● What you need to do
Please output every line of the material as it stands, without the pictures.

======== Listing ========

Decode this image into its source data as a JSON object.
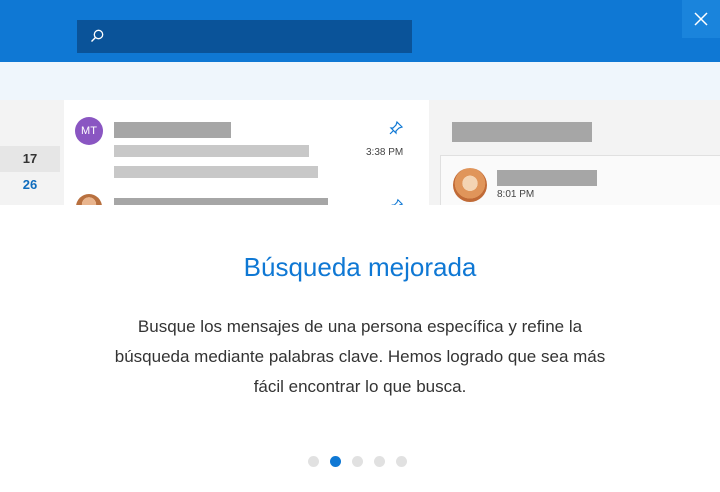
{
  "header": {
    "search": {
      "placeholder": ""
    },
    "close_label": "close"
  },
  "preview": {
    "dates": [
      "17",
      "26"
    ],
    "message1": {
      "avatar_initials": "MT",
      "time": "3:38 PM"
    },
    "reading": {
      "time": "8:01 PM"
    }
  },
  "dialog": {
    "title": "Búsqueda mejorada",
    "description": "Busque los mensajes de una persona específica y refine la búsqueda mediante palabras clave. Hemos logrado que sea más fácil encontrar lo que busca.",
    "pagination": {
      "total": 5,
      "active_index": 1
    }
  },
  "colors": {
    "accent": "#0f78d4",
    "avatar_mt": "#8a56c2"
  },
  "icons": [
    "search-icon",
    "close-icon",
    "pin-icon"
  ]
}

========

● Answer to the task
Decode this image into its source data as a JSON object.
{
  "header": {
    "search": {
      "placeholder": ""
    },
    "close_label": "close"
  },
  "preview": {
    "dates": [
      "17",
      "26"
    ],
    "message1": {
      "avatar_initials": "MT",
      "time": "3:38 PM"
    },
    "reading": {
      "time": "8:01 PM"
    }
  },
  "dialog": {
    "title": "Búsqueda mejorada",
    "description": "Busque los mensajes de una persona específica y refine la búsqueda mediante palabras clave. Hemos logrado que sea más fácil encontrar lo que busca.",
    "pagination": {
      "total": 5,
      "active_index": 1
    }
  },
  "colors": {
    "accent": "#0f78d4",
    "avatar_mt": "#8a56c2"
  },
  "icons": [
    "search-icon",
    "close-icon",
    "pin-icon"
  ]
}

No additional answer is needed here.